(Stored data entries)
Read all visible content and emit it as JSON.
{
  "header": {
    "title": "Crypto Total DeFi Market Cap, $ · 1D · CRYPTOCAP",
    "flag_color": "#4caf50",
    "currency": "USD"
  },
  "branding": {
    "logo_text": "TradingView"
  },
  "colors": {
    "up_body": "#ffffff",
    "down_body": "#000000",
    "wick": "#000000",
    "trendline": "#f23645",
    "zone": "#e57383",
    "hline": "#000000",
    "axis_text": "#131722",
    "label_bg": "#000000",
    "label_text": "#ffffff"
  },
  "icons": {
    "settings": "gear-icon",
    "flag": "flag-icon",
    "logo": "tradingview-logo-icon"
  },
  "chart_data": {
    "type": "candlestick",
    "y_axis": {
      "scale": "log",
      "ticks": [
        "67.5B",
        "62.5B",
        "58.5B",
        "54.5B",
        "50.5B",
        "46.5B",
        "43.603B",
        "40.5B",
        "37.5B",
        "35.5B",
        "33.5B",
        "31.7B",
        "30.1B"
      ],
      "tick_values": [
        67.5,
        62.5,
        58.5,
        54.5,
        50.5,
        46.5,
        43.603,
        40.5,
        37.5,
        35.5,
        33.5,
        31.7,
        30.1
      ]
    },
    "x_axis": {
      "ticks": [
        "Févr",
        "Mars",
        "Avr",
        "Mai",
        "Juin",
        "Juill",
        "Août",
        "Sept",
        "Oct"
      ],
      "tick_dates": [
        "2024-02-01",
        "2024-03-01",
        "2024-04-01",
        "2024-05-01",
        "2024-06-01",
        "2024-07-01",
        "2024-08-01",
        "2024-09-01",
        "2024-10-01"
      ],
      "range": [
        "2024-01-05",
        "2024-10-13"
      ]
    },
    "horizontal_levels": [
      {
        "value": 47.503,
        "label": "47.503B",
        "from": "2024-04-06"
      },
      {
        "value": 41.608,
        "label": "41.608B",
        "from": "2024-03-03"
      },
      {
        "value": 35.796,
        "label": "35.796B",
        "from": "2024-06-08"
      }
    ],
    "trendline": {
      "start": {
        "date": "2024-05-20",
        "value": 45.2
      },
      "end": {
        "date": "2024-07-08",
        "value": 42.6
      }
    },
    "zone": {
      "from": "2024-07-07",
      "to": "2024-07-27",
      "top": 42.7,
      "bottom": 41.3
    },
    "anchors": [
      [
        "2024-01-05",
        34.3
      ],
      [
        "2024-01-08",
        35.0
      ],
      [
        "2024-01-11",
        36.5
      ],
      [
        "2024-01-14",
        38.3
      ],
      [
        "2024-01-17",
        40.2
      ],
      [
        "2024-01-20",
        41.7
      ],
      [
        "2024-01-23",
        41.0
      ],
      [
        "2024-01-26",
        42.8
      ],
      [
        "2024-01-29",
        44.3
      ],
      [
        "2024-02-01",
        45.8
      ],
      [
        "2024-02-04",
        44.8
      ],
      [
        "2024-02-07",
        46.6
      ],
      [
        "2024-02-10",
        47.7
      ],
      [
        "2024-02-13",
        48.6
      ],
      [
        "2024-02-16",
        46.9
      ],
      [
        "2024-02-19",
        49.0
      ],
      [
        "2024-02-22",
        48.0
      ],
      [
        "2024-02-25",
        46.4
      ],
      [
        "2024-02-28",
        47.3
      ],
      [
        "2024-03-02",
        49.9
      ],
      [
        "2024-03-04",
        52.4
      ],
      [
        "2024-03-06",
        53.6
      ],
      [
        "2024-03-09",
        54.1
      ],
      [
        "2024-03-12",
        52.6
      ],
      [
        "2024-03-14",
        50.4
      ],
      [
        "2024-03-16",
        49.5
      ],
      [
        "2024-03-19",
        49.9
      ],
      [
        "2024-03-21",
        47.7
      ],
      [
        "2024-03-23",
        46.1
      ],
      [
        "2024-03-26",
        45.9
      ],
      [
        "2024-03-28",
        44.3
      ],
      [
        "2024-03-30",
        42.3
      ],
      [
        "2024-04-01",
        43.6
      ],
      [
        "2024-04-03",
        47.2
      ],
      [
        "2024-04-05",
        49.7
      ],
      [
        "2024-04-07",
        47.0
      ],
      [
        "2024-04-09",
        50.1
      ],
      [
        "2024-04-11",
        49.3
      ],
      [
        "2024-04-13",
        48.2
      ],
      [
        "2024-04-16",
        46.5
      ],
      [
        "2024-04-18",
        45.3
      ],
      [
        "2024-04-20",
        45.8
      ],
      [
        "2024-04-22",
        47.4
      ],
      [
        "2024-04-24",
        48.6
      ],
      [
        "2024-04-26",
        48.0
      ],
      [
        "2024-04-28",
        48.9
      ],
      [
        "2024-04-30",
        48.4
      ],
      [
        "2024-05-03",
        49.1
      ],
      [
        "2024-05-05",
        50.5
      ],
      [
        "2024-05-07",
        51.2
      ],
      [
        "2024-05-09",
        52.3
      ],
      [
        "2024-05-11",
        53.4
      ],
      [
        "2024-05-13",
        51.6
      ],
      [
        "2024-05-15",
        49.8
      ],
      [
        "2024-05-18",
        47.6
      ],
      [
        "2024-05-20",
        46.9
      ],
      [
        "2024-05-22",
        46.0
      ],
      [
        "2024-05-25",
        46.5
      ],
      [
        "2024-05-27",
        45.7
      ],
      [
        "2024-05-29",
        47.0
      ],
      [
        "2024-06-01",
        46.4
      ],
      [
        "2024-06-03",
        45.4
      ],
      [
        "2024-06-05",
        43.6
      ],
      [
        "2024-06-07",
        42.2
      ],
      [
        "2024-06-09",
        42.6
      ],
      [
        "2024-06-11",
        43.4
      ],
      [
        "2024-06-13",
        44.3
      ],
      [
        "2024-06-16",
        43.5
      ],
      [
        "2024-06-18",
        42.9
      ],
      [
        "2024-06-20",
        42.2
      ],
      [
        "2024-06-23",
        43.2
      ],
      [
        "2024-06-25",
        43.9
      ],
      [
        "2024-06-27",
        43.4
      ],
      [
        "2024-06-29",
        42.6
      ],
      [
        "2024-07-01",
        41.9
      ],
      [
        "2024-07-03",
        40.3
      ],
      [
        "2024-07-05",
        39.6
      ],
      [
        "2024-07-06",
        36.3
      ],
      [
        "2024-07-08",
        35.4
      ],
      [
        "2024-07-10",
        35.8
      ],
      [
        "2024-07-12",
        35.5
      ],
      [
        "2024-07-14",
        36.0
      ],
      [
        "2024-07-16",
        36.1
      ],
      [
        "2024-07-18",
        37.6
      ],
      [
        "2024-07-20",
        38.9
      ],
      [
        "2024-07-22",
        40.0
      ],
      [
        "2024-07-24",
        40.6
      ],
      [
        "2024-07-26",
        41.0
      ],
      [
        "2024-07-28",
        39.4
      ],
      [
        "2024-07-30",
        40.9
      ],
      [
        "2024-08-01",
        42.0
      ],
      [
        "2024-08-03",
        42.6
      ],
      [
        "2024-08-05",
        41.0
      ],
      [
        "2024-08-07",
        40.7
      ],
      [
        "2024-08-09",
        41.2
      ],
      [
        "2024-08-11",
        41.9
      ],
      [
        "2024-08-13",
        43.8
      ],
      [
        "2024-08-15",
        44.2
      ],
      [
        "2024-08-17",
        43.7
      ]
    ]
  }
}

### [INSTRUCTIONS FOR THE TASK]
Please output every record, keeping each line exact.

### [OUTPUT BELOW]
Read all visible content and emit it as JSON.
{
  "header": {
    "title": "Crypto Total DeFi Market Cap, $ · 1D · CRYPTOCAP",
    "flag_color": "#4caf50",
    "currency": "USD"
  },
  "branding": {
    "logo_text": "TradingView"
  },
  "colors": {
    "up_body": "#ffffff",
    "down_body": "#000000",
    "wick": "#000000",
    "trendline": "#f23645",
    "zone": "#e57383",
    "hline": "#000000",
    "axis_text": "#131722",
    "label_bg": "#000000",
    "label_text": "#ffffff"
  },
  "icons": {
    "settings": "gear-icon",
    "flag": "flag-icon",
    "logo": "tradingview-logo-icon"
  },
  "chart_data": {
    "type": "candlestick",
    "y_axis": {
      "scale": "log",
      "ticks": [
        "67.5B",
        "62.5B",
        "58.5B",
        "54.5B",
        "50.5B",
        "46.5B",
        "43.603B",
        "40.5B",
        "37.5B",
        "35.5B",
        "33.5B",
        "31.7B",
        "30.1B"
      ],
      "tick_values": [
        67.5,
        62.5,
        58.5,
        54.5,
        50.5,
        46.5,
        43.603,
        40.5,
        37.5,
        35.5,
        33.5,
        31.7,
        30.1
      ]
    },
    "x_axis": {
      "ticks": [
        "Févr",
        "Mars",
        "Avr",
        "Mai",
        "Juin",
        "Juill",
        "Août",
        "Sept",
        "Oct"
      ],
      "tick_dates": [
        "2024-02-01",
        "2024-03-01",
        "2024-04-01",
        "2024-05-01",
        "2024-06-01",
        "2024-07-01",
        "2024-08-01",
        "2024-09-01",
        "2024-10-01"
      ],
      "range": [
        "2024-01-05",
        "2024-10-13"
      ]
    },
    "horizontal_levels": [
      {
        "value": 47.503,
        "label": "47.503B",
        "from": "2024-04-06"
      },
      {
        "value": 41.608,
        "label": "41.608B",
        "from": "2024-03-03"
      },
      {
        "value": 35.796,
        "label": "35.796B",
        "from": "2024-06-08"
      }
    ],
    "trendline": {
      "start": {
        "date": "2024-05-20",
        "value": 45.2
      },
      "end": {
        "date": "2024-07-08",
        "value": 42.6
      }
    },
    "zone": {
      "from": "2024-07-07",
      "to": "2024-07-27",
      "top": 42.7,
      "bottom": 41.3
    },
    "anchors": [
      [
        "2024-01-05",
        34.3
      ],
      [
        "2024-01-08",
        35.0
      ],
      [
        "2024-01-11",
        36.5
      ],
      [
        "2024-01-14",
        38.3
      ],
      [
        "2024-01-17",
        40.2
      ],
      [
        "2024-01-20",
        41.7
      ],
      [
        "2024-01-23",
        41.0
      ],
      [
        "2024-01-26",
        42.8
      ],
      [
        "2024-01-29",
        44.3
      ],
      [
        "2024-02-01",
        45.8
      ],
      [
        "2024-02-04",
        44.8
      ],
      [
        "2024-02-07",
        46.6
      ],
      [
        "2024-02-10",
        47.7
      ],
      [
        "2024-02-13",
        48.6
      ],
      [
        "2024-02-16",
        46.9
      ],
      [
        "2024-02-19",
        49.0
      ],
      [
        "2024-02-22",
        48.0
      ],
      [
        "2024-02-25",
        46.4
      ],
      [
        "2024-02-28",
        47.3
      ],
      [
        "2024-03-02",
        49.9
      ],
      [
        "2024-03-04",
        52.4
      ],
      [
        "2024-03-06",
        53.6
      ],
      [
        "2024-03-09",
        54.1
      ],
      [
        "2024-03-12",
        52.6
      ],
      [
        "2024-03-14",
        50.4
      ],
      [
        "2024-03-16",
        49.5
      ],
      [
        "2024-03-19",
        49.9
      ],
      [
        "2024-03-21",
        47.7
      ],
      [
        "2024-03-23",
        46.1
      ],
      [
        "2024-03-26",
        45.9
      ],
      [
        "2024-03-28",
        44.3
      ],
      [
        "2024-03-30",
        42.3
      ],
      [
        "2024-04-01",
        43.6
      ],
      [
        "2024-04-03",
        47.2
      ],
      [
        "2024-04-05",
        49.7
      ],
      [
        "2024-04-07",
        47.0
      ],
      [
        "2024-04-09",
        50.1
      ],
      [
        "2024-04-11",
        49.3
      ],
      [
        "2024-04-13",
        48.2
      ],
      [
        "2024-04-16",
        46.5
      ],
      [
        "2024-04-18",
        45.3
      ],
      [
        "2024-04-20",
        45.8
      ],
      [
        "2024-04-22",
        47.4
      ],
      [
        "2024-04-24",
        48.6
      ],
      [
        "2024-04-26",
        48.0
      ],
      [
        "2024-04-28",
        48.9
      ],
      [
        "2024-04-30",
        48.4
      ],
      [
        "2024-05-03",
        49.1
      ],
      [
        "2024-05-05",
        50.5
      ],
      [
        "2024-05-07",
        51.2
      ],
      [
        "2024-05-09",
        52.3
      ],
      [
        "2024-05-11",
        53.4
      ],
      [
        "2024-05-13",
        51.6
      ],
      [
        "2024-05-15",
        49.8
      ],
      [
        "2024-05-18",
        47.6
      ],
      [
        "2024-05-20",
        46.9
      ],
      [
        "2024-05-22",
        46.0
      ],
      [
        "2024-05-25",
        46.5
      ],
      [
        "2024-05-27",
        45.7
      ],
      [
        "2024-05-29",
        47.0
      ],
      [
        "2024-06-01",
        46.4
      ],
      [
        "2024-06-03",
        45.4
      ],
      [
        "2024-06-05",
        43.6
      ],
      [
        "2024-06-07",
        42.2
      ],
      [
        "2024-06-09",
        42.6
      ],
      [
        "2024-06-11",
        43.4
      ],
      [
        "2024-06-13",
        44.3
      ],
      [
        "2024-06-16",
        43.5
      ],
      [
        "2024-06-18",
        42.9
      ],
      [
        "2024-06-20",
        42.2
      ],
      [
        "2024-06-23",
        43.2
      ],
      [
        "2024-06-25",
        43.9
      ],
      [
        "2024-06-27",
        43.4
      ],
      [
        "2024-06-29",
        42.6
      ],
      [
        "2024-07-01",
        41.9
      ],
      [
        "2024-07-03",
        40.3
      ],
      [
        "2024-07-05",
        39.6
      ],
      [
        "2024-07-06",
        36.3
      ],
      [
        "2024-07-08",
        35.4
      ],
      [
        "2024-07-10",
        35.8
      ],
      [
        "2024-07-12",
        35.5
      ],
      [
        "2024-07-14",
        36.0
      ],
      [
        "2024-07-16",
        36.1
      ],
      [
        "2024-07-18",
        37.6
      ],
      [
        "2024-07-20",
        38.9
      ],
      [
        "2024-07-22",
        40.0
      ],
      [
        "2024-07-24",
        40.6
      ],
      [
        "2024-07-26",
        41.0
      ],
      [
        "2024-07-28",
        39.4
      ],
      [
        "2024-07-30",
        40.9
      ],
      [
        "2024-08-01",
        42.0
      ],
      [
        "2024-08-03",
        42.6
      ],
      [
        "2024-08-05",
        41.0
      ],
      [
        "2024-08-07",
        40.7
      ],
      [
        "2024-08-09",
        41.2
      ],
      [
        "2024-08-11",
        41.9
      ],
      [
        "2024-08-13",
        43.8
      ],
      [
        "2024-08-15",
        44.2
      ],
      [
        "2024-08-17",
        43.7
      ]
    ]
  }
}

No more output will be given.